--- Short exercise ---
Every record that follows should be printed verbatim.
━━━━━ Given records
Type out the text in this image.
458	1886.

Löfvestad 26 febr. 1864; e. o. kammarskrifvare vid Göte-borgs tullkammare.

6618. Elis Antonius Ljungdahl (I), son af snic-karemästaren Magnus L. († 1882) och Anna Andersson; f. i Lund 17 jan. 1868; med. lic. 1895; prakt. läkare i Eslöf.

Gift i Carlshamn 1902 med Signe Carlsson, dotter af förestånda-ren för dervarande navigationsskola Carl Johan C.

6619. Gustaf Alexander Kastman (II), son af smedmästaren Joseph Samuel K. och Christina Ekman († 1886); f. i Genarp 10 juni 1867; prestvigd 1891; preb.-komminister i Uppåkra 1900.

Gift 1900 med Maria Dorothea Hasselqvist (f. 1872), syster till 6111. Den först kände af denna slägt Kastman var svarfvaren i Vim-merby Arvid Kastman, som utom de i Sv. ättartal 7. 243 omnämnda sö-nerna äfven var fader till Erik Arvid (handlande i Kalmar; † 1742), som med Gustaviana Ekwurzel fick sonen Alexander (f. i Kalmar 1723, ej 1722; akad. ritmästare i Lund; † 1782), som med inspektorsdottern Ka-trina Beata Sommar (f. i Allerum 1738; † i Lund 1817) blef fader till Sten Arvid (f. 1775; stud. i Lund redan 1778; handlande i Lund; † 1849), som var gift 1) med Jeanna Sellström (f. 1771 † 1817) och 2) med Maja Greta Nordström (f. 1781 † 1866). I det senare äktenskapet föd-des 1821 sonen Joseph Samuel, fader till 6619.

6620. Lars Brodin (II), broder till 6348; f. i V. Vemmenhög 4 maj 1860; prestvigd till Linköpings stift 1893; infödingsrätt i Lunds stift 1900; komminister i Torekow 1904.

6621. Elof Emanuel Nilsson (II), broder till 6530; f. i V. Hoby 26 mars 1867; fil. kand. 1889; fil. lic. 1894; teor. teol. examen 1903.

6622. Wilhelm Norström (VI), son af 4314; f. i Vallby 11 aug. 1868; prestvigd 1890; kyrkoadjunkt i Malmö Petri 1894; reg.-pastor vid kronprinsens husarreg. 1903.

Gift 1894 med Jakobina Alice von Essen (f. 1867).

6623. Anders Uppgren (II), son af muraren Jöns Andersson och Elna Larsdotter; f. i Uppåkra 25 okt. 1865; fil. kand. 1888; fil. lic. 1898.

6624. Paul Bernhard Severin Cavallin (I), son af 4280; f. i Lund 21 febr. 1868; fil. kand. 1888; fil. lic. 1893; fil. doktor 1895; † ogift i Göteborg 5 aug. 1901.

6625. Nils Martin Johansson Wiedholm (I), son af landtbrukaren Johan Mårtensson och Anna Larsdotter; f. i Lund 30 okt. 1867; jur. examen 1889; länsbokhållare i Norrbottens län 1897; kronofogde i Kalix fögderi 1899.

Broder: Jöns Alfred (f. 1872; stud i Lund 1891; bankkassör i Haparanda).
━━━━━━━━━━
--- Output of the exercise ---
Type out the text in this image.
458	1886.

Löfvestad 26 febr. 1864; e. o. kammarskrifvare vid Göte-borgs tullkammare.

6618. Elis Antonius Ljungdahl (I), son af snic-karemästaren Magnus L. († 1882) och Anna Andersson; f. i Lund 17 jan. 1868; med. lic. 1895; prakt. läkare i Eslöf.

Gift i Carlshamn 1902 med Signe Carlsson, dotter af förestånda-ren för dervarande navigationsskola Carl Johan C.

6619. Gustaf Alexander Kastman (II), son af smedmästaren Joseph Samuel K. och Christina Ekman († 1886); f. i Genarp 10 juni 1867; prestvigd 1891; preb.-komminister i Uppåkra 1900.

Gift 1900 med Maria Dorothea Hasselqvist (f. 1872), syster till 6111. Den först kände af denna slägt Kastman var svarfvaren i Vim-merby Arvid Kastman, som utom de i Sv. ättartal 7. 243 omnämnda sö-nerna äfven var fader till Erik Arvid (handlande i Kalmar; † 1742), som med Gustaviana Ekwurzel fick sonen Alexander (f. i Kalmar 1723, ej 1722; akad. ritmästare i Lund; † 1782), som med inspektorsdottern Ka-trina Beata Sommar (f. i Allerum 1738; † i Lund 1817) blef fader till Sten Arvid (f. 1775; stud. i Lund redan 1778; handlande i Lund; † 1849), som var gift 1) med Jeanna Sellström (f. 1771 † 1817) och 2) med Maja Greta Nordström (f. 1781 † 1866). I det senare äktenskapet föd-des 1821 sonen Joseph Samuel, fader till 6619.

6620. Lars Brodin (II), broder till 6348; f. i V. Vemmenhög 4 maj 1860; prestvigd till Linköpings stift 1893; infödingsrätt i Lunds stift 1900; komminister i Torekow 1904.

6621. Elof Emanuel Nilsson (II), broder till 6530; f. i V. Hoby 26 mars 1867; fil. kand. 1889; fil. lic. 1894; teor. teol. examen 1903.

6622. Wilhelm Norström (VI), son af 4314; f. i Vallby 11 aug. 1868; prestvigd 1890; kyrkoadjunkt i Malmö Petri 1894; reg.-pastor vid kronprinsens husarreg. 1903.

Gift 1894 med Jakobina Alice von Essen (f. 1867).

6623. Anders Uppgren (II), son af muraren Jöns Andersson och Elna Larsdotter; f. i Uppåkra 25 okt. 1865; fil. kand. 1888; fil. lic. 1898.

6624. Paul Bernhard Severin Cavallin (I), son af 4280; f. i Lund 21 febr. 1868; fil. kand. 1888; fil. lic. 1893; fil. doktor 1895; † ogift i Göteborg 5 aug. 1901.

6625. Nils Martin Johansson Wiedholm (I), son af landtbrukaren Johan Mårtensson och Anna Larsdotter; f. i Lund 30 okt. 1867; jur. examen 1889; länsbokhållare i Norrbottens län 1897; kronofogde i Kalix fögderi 1899.

Broder: Jöns Alfred (f. 1872; stud i Lund 1891; bankkassör i Haparanda).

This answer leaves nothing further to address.